* The exercise
Your task is to transcribe all the entries exactly, excluding pictures.

======== Dataset

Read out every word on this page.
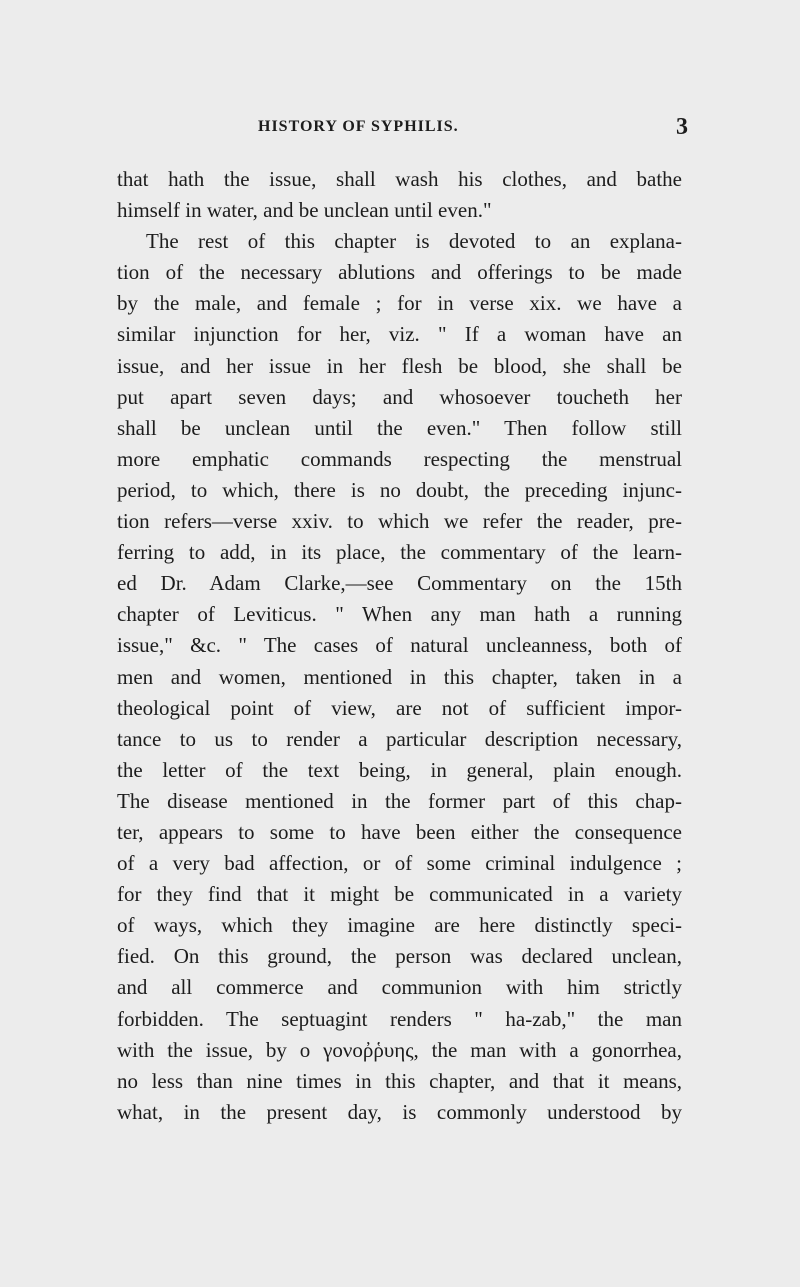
HISTORY OF SYPHILIS.	3
that hath the issue, shall wash his clothes, and bathe
himself in water, and be unclean until even."
The rest of this chapter is devoted to an explana-
tion of the necessary ablutions and offerings to be made
by the male, and female ; for in verse xix. we have a
similar injunction for her, viz. " If a woman have an
issue, and her issue in her flesh be blood, she shall be
put apart seven days; and whosoever toucheth her
shall be unclean until the even." Then follow still
more emphatic commands respecting the menstrual
period, to which, there is no doubt, the preceding injunc-
tion refers—verse xxiv. to which we refer the reader, pre-
ferring to add, in its place, the commentary of the learn-
ed Dr. Adam Clarke,—see Commentary on the 15th
chapter of Leviticus. " When any man hath a running
issue," &c. " The cases of natural uncleanness, both of
men and women, mentioned in this chapter, taken in a
theological point of view, are not of sufficient impor-
tance to us to render a particular description necessary,
the letter of the text being, in general, plain enough.
The disease mentioned in the former part of this chap-
ter, appears to some to have been either the consequence
of a very bad affection, or of some criminal indulgence ;
for they find that it might be communicated in a variety
of ways, which they imagine are here distinctly speci-
fied. On this ground, the person was declared unclean,
and all commerce and communion with him strictly
forbidden. The septuagint renders " ha-zab," the man
with the issue, by ο γονοῤῥυης, the man with a gonorrhea,
no less than nine times in this chapter, and that it means,
what, in the present day, is commonly understood by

================

* Worked solution
Read out every word on this page.
HISTORY OF SYPHILIS.	3
that hath the issue, shall wash his clothes, and bathe
himself in water, and be unclean until even."
The rest of this chapter is devoted to an explana-
tion of the necessary ablutions and offerings to be made
by the male, and female ; for in verse xix. we have a
similar injunction for her, viz. " If a woman have an
issue, and her issue in her flesh be blood, she shall be
put apart seven days; and whosoever toucheth her
shall be unclean until the even." Then follow still
more emphatic commands respecting the menstrual
period, to which, there is no doubt, the preceding injunc-
tion refers—verse xxiv. to which we refer the reader, pre-
ferring to add, in its place, the commentary of the learn-
ed Dr. Adam Clarke,—see Commentary on the 15th
chapter of Leviticus. " When any man hath a running
issue," &c. " The cases of natural uncleanness, both of
men and women, mentioned in this chapter, taken in a
theological point of view, are not of sufficient impor-
tance to us to render a particular description necessary,
the letter of the text being, in general, plain enough.
The disease mentioned in the former part of this chap-
ter, appears to some to have been either the consequence
of a very bad affection, or of some criminal indulgence ;
for they find that it might be communicated in a variety
of ways, which they imagine are here distinctly speci-
fied. On this ground, the person was declared unclean,
and all commerce and communion with him strictly
forbidden. The septuagint renders " ha-zab," the man
with the issue, by ο γονοῤῥυης, the man with a gonorrhea,
no less than nine times in this chapter, and that it means,
what, in the present day, is commonly understood by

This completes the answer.